IT tackles management issues via service providers.

August 12, 2002 12:00 PM ET

Computerworld - After the Nimda virus crippled his network for nearly three days in October, Richard Diamond figured there had to be a better way to protect his system. "I wanted to put in a reasonable intrusion- detection system, but I didn't have the resources in-house to integrate our security components and monitor them," says Diamond, CIO at Doctor's Co., a physician-owned medical malpractice insurer in Napa, Calif.


Diamond outsourced his security management to Symantec Corp. in Cupertino, Calif., a vendor of antivirus products that has joined dozens of other product vendors that are expanding their offerings to include managed security services. These vendors review and correlate audit information from different sources, weed out false positives and alert customers to security events and how to respond.


Managed security services providers (MSSP) are addressing a very real need as IT departments are drowning in reams of alerts and false alarms coming from virtual private networks (VPN) and firewall, intrusion-detection, antivirus and other security monitoring systems and logs, says John Pescatore, an analyst at Gartner Inc. in Stamford, Conn. At the same time, it's impossible for most companies to hire and keep an expert staff to sort through all of those reports on a daily basis, says Pamela O'Leary, senior vice president of information services at Rockland Trust Co., a banking service in Rockland, Mass.


There's no denying the value of these services, says O'Leary, who figures she's saving 35% annually by outsourcing security event monitoring to Riptech Inc. in Alexandria, Va. And The Regence Group, an insurance administration company in Portland, Ore., reports saving 80% per year by hiring Counterpane Internet Security Inc., also in Cupertino, to manage its security event monitoring.

### Material shown
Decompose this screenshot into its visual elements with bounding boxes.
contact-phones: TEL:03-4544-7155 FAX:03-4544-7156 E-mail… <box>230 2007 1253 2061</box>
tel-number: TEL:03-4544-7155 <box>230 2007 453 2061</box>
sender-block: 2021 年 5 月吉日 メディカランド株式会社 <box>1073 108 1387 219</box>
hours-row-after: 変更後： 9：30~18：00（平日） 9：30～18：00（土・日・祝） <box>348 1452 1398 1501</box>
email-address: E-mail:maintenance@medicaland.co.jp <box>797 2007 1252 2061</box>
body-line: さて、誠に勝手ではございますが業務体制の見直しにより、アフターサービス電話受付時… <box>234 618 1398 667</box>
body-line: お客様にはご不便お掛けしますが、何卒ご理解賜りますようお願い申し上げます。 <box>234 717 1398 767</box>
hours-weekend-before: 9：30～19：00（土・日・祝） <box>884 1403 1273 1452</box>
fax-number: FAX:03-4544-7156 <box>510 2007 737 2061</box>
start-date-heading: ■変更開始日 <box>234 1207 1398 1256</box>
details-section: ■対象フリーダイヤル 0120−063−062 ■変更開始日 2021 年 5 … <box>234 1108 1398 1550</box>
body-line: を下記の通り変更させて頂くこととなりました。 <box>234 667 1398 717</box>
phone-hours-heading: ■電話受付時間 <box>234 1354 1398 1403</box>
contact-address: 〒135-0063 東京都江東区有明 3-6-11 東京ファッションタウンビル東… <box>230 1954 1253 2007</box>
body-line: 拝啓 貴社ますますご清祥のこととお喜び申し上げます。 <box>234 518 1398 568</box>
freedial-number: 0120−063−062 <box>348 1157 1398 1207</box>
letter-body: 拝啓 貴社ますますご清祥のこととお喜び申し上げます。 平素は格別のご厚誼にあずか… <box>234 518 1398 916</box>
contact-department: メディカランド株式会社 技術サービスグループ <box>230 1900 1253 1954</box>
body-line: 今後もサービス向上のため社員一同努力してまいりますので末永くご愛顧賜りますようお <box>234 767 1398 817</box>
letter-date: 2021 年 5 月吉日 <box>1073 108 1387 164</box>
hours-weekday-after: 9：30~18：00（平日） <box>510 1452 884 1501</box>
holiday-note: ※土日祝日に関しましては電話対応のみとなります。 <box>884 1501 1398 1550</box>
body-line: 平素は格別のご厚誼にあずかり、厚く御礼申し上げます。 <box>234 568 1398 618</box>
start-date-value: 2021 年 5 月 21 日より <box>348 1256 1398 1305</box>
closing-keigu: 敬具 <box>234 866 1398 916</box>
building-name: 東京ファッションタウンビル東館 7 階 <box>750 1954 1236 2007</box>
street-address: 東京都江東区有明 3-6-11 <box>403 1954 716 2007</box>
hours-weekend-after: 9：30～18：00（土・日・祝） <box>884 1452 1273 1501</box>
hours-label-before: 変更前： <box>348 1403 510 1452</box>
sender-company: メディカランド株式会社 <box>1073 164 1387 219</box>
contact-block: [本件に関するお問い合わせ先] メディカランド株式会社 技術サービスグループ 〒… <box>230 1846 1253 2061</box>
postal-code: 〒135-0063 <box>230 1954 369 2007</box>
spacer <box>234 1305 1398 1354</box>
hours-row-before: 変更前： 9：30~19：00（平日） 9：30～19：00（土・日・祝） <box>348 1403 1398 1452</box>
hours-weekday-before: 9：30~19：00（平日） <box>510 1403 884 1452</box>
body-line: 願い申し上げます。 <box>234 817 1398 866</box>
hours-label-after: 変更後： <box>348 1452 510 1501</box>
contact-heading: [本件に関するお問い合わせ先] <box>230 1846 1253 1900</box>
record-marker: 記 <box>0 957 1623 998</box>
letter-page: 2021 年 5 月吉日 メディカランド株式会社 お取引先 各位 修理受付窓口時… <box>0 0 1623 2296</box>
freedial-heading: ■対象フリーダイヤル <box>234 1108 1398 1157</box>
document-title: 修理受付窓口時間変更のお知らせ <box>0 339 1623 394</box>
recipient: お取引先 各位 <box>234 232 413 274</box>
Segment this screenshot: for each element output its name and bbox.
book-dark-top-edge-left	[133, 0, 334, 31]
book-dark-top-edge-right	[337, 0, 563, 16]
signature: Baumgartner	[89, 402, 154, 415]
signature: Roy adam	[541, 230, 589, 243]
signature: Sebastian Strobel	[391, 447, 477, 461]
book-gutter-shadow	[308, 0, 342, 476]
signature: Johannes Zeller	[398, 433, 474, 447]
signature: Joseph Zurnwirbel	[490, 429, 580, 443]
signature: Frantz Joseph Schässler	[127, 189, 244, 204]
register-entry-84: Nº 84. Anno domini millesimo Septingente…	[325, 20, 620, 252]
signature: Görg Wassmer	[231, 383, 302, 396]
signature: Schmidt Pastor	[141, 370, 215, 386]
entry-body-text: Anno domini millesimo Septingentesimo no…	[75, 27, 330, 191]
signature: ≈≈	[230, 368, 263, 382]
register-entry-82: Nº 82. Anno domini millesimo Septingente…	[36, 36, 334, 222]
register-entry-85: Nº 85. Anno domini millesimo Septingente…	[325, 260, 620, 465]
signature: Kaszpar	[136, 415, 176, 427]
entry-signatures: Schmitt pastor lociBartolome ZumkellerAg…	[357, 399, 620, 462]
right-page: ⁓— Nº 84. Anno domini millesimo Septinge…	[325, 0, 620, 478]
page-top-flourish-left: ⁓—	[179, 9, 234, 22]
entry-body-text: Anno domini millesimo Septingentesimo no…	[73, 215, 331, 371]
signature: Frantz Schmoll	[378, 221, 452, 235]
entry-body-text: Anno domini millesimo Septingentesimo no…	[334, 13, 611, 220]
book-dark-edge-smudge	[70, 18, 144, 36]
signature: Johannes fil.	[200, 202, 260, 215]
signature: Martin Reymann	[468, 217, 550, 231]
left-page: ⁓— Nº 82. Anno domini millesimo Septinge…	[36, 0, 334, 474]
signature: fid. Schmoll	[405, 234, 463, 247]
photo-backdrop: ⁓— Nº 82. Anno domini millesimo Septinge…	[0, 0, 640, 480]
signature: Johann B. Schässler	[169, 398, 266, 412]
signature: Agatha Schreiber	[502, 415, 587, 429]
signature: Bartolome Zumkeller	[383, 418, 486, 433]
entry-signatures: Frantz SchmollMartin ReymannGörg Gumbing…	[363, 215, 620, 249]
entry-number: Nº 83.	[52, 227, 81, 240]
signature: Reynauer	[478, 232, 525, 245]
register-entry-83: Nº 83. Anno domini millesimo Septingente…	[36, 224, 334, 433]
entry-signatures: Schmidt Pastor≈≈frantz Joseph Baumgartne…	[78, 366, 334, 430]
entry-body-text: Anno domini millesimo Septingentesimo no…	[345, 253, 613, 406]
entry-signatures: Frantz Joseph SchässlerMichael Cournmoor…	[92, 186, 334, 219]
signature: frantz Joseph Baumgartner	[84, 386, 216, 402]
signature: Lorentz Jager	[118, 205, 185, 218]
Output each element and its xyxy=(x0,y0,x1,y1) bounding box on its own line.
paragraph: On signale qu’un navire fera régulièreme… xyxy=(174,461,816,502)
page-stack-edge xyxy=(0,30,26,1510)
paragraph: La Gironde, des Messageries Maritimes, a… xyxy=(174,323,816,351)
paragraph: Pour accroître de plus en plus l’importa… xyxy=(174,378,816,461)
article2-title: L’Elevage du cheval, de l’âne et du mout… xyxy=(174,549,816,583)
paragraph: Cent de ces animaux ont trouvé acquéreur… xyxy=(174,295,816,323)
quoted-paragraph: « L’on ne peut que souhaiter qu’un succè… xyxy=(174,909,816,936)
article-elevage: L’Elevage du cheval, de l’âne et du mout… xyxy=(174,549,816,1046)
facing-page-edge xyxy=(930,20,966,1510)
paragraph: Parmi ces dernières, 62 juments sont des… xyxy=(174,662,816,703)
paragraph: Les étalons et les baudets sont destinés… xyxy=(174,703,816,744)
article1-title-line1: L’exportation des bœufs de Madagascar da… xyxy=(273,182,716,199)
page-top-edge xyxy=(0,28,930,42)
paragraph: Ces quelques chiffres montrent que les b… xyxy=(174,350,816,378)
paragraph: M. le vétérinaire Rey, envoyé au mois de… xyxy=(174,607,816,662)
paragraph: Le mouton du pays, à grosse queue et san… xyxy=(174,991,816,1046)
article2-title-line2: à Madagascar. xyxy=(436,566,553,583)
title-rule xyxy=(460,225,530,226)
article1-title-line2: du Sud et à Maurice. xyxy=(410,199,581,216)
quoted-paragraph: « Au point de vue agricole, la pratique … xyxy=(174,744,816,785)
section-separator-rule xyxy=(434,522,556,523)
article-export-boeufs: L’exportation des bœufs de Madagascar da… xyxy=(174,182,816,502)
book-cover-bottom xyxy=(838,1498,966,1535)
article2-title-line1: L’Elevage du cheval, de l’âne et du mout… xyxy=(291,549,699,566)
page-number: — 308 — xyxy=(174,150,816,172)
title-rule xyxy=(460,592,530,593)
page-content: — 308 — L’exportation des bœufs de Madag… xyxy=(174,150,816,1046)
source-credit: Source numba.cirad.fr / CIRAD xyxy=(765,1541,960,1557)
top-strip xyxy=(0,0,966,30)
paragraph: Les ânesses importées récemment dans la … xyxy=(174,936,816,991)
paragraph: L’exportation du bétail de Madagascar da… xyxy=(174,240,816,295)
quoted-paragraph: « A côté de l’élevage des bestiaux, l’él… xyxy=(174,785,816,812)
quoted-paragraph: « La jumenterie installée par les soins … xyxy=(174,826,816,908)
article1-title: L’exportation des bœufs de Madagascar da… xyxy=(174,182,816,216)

### Exercise instructions
From the article on outsourced security monitoring, repeat word for word the passage that begins with "There's no denying" and ends with "security event monitoring.".

### Answer box
There's no denying the value of these services, says O'Leary, who figures she's saving 35% annually by outsourcing security event monitoring to Riptech Inc. in Alexandria, Va. And The Regence Group, an insurance administration company in Portland, Ore., reports saving 80% per year by hiring Counterpane Internet Security Inc., also in Cupertino, to manage its security event monitoring.